(Input records):
— Begin —

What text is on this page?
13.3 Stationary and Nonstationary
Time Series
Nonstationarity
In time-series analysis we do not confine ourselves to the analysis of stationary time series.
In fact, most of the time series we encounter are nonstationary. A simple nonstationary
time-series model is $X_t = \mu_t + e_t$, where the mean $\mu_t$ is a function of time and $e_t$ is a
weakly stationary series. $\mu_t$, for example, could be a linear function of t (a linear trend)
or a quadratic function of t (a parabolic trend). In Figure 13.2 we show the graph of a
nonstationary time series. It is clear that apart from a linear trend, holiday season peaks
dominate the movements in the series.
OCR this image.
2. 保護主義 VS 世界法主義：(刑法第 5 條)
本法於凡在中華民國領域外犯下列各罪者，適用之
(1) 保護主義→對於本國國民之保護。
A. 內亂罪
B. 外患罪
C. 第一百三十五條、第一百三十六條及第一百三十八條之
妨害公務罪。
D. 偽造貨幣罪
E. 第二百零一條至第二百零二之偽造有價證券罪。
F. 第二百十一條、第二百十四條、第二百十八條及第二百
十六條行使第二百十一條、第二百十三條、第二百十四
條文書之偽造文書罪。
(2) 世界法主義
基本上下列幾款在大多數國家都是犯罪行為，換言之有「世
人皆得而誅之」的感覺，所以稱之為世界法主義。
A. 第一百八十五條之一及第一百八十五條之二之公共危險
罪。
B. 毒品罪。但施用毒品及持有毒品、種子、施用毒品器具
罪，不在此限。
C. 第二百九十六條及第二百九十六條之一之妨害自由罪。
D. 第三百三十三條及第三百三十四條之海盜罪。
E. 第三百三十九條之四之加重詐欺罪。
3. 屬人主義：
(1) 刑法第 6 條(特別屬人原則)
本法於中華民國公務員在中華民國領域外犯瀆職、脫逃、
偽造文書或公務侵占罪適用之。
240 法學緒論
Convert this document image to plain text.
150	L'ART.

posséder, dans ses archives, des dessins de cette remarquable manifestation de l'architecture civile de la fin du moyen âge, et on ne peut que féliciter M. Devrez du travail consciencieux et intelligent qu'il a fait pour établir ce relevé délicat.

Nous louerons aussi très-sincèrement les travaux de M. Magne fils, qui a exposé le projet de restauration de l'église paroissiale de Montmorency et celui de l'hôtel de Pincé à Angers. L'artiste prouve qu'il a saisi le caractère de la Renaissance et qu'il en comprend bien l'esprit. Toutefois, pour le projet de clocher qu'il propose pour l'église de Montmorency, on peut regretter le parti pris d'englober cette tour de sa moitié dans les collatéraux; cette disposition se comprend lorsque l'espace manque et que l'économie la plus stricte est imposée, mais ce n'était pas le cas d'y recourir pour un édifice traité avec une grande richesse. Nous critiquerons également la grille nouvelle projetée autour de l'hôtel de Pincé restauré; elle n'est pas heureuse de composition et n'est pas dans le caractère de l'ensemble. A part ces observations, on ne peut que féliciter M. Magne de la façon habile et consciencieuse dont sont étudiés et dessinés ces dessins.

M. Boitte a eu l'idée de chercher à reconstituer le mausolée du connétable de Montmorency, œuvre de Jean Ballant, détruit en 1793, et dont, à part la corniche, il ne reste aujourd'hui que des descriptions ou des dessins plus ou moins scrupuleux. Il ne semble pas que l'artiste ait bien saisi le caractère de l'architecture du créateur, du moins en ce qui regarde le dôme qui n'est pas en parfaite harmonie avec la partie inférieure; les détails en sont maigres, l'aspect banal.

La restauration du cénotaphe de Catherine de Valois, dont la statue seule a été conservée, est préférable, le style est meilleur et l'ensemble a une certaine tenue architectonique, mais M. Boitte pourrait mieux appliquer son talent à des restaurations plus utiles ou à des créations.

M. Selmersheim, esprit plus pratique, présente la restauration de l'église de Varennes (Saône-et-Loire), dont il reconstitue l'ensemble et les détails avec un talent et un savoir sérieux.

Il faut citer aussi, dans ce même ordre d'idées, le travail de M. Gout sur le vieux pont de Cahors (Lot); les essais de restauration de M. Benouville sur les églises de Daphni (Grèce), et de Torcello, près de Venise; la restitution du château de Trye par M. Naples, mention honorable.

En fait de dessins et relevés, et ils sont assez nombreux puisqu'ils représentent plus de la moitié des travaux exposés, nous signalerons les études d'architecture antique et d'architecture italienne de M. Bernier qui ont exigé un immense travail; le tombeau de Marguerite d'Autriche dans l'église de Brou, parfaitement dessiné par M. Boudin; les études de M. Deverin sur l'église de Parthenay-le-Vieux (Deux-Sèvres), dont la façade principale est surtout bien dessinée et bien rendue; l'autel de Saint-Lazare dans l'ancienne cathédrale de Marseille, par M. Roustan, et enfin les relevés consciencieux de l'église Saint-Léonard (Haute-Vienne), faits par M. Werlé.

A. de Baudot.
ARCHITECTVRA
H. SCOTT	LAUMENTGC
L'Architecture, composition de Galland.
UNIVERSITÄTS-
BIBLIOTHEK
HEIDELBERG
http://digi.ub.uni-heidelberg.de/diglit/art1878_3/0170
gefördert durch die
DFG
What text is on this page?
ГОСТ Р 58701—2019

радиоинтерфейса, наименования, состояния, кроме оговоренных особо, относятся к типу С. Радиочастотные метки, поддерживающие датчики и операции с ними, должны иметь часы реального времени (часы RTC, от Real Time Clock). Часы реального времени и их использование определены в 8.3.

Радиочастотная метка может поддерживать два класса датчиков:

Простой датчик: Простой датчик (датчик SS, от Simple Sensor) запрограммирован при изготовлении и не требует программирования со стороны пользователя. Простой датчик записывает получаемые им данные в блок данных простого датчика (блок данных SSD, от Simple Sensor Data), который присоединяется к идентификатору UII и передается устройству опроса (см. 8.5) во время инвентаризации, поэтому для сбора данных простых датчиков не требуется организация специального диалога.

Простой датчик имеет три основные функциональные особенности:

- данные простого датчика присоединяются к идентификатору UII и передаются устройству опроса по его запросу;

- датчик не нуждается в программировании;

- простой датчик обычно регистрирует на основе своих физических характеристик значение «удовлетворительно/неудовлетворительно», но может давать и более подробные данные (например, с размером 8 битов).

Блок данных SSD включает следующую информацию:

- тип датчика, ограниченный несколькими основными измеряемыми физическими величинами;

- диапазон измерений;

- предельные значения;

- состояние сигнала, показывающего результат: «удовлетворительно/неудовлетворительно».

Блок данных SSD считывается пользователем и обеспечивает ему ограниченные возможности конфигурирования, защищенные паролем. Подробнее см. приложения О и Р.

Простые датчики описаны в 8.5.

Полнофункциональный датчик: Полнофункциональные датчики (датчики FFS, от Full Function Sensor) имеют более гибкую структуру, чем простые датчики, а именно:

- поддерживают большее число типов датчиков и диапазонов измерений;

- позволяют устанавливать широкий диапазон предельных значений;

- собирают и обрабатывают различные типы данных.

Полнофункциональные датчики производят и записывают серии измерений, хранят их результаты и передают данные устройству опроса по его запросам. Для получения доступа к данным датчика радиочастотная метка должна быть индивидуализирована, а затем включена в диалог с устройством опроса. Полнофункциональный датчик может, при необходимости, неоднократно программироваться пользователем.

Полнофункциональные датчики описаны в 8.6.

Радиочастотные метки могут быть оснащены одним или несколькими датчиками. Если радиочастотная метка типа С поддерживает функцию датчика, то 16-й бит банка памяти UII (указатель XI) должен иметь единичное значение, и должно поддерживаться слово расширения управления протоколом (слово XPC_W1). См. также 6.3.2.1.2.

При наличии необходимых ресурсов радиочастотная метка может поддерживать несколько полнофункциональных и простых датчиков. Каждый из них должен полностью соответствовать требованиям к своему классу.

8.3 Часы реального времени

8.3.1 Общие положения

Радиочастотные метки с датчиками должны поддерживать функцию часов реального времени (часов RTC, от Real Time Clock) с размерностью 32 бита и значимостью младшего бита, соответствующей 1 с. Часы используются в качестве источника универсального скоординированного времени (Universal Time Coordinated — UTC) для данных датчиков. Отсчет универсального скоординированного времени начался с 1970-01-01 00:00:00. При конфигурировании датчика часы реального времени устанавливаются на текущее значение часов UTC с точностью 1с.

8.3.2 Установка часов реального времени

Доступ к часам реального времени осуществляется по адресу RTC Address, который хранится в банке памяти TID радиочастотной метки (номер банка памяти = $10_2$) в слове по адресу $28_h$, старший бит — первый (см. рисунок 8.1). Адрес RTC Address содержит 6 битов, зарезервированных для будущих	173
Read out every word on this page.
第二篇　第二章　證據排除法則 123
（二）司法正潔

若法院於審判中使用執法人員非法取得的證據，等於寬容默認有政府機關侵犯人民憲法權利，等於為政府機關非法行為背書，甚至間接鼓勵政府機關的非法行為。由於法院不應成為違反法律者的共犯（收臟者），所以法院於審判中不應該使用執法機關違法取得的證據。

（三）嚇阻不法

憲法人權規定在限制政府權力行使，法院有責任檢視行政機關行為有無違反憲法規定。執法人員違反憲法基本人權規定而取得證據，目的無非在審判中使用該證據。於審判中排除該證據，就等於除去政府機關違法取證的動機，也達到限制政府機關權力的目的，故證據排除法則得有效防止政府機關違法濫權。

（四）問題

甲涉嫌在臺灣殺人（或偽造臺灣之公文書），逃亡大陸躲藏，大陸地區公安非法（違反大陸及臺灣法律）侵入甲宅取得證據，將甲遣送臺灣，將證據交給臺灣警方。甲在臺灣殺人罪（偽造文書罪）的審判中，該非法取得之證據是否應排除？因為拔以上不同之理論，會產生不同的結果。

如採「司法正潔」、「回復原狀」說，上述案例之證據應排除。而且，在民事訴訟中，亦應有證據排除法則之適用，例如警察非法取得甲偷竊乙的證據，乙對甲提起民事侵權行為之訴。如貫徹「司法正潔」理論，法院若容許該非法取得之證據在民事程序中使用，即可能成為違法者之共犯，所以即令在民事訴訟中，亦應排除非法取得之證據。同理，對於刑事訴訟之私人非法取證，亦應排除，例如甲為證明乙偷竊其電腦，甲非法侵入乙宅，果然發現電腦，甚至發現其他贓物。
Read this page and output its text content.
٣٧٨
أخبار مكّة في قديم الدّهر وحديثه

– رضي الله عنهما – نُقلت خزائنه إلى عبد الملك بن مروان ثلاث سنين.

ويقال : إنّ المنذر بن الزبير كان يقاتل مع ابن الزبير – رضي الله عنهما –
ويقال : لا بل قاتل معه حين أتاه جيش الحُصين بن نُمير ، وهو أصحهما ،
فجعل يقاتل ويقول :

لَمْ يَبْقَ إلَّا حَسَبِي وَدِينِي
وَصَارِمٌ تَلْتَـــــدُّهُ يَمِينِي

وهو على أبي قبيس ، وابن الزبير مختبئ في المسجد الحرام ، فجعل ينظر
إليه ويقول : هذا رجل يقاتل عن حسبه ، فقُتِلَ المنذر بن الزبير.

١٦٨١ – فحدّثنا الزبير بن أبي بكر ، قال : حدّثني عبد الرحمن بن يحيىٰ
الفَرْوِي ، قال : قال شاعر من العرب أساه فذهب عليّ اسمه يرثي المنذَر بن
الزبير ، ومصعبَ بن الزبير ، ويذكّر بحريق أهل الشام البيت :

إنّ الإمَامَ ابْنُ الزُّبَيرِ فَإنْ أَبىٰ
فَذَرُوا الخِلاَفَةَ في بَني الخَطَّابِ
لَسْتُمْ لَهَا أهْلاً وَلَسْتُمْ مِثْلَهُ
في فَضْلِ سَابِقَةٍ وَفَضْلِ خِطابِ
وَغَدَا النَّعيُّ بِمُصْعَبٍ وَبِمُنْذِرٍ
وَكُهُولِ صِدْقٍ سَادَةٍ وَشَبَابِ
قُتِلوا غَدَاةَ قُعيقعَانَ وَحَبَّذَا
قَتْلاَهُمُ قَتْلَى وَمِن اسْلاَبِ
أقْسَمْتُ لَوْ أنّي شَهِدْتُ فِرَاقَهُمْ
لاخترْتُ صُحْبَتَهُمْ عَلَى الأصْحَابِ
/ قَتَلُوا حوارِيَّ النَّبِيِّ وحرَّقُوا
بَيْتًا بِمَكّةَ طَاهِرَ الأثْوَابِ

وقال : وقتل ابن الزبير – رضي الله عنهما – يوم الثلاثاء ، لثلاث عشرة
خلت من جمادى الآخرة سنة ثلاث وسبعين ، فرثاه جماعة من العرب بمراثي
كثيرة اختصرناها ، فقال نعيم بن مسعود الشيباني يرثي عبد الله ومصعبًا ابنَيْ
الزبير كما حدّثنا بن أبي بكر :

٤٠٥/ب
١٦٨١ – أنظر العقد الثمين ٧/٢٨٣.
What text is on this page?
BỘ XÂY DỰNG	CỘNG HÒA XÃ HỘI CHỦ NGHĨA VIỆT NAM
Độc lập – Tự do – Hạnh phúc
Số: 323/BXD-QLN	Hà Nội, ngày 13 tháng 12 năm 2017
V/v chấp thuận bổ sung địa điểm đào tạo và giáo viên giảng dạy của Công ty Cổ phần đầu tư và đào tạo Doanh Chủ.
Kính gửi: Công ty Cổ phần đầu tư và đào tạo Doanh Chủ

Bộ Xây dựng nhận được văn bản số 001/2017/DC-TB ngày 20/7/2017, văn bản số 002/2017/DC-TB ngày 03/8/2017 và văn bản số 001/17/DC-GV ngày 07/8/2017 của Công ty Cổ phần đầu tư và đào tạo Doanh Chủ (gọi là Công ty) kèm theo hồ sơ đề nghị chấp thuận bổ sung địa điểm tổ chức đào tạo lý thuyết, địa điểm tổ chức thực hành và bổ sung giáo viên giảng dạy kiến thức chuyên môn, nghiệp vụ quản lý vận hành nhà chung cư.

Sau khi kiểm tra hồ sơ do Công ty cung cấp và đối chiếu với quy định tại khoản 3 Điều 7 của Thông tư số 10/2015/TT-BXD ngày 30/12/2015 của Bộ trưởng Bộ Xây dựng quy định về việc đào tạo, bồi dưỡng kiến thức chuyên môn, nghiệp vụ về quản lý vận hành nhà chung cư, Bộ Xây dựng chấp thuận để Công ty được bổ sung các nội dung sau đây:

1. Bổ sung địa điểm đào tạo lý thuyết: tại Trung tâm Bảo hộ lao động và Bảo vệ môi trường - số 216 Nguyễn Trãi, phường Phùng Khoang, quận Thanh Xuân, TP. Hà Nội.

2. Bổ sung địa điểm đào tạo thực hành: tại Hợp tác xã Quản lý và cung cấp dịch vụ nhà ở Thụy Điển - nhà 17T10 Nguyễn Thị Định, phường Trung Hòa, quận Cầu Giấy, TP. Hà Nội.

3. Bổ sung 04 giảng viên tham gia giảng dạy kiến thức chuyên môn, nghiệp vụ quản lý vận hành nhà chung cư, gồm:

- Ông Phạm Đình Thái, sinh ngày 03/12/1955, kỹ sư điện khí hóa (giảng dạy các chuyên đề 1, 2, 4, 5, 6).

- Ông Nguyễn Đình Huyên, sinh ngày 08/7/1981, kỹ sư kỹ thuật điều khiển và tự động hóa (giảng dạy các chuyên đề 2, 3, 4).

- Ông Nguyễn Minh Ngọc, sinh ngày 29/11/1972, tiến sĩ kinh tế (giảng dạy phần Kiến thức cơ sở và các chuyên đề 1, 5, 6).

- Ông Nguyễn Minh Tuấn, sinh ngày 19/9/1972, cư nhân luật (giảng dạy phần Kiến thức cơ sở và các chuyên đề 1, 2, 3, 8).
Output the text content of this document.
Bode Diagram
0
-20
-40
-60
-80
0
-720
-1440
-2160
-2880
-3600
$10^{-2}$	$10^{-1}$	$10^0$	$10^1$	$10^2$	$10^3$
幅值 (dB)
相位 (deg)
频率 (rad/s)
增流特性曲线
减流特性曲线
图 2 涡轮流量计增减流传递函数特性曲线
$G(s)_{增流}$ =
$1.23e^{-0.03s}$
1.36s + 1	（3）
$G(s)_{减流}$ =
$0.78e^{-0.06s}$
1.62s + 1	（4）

— End —

(Direction): Identify the lines of the data that contain the word "féliciter". Copy each of them.

(Response to this exercise):
posséder, dans ses archives, des dessins de cette remarquable manifestation de l'architecture civile de la fin du moyen âge, et on ne peut que féliciter M. Devrez du travail consciencieux et intelligent qu'il a fait pour établir ce relevé délicat.
Nous louerons aussi très-sincèrement les travaux de M. Magne fils, qui a exposé le projet de restauration de l'église paroissiale de Montmorency et celui de l'hôtel de Pincé à Angers. L'artiste prouve qu'il a saisi le caractère de la Renaissance et qu'il en comprend bien l'esprit. Toutefois, pour le projet de clocher qu'il propose pour l'église de Montmorency, on peut regretter le parti pris d'englober cette tour de sa moitié dans les collatéraux; cette disposition se comprend lorsque l'espace manque et que l'économie la plus stricte est imposée, mais ce n'était pas le cas d'y recourir pour un édifice traité avec une grande richesse. Nous critiquerons également la grille nouvelle projetée autour de l'hôtel de Pincé restauré; elle n'est pas heureuse de composition et n'est pas dans le caractère de l'ensemble. A part ces observations, on ne peut que féliciter M. Magne de la façon habile et consciencieuse dont sont étudiés et dessinés ces dessins.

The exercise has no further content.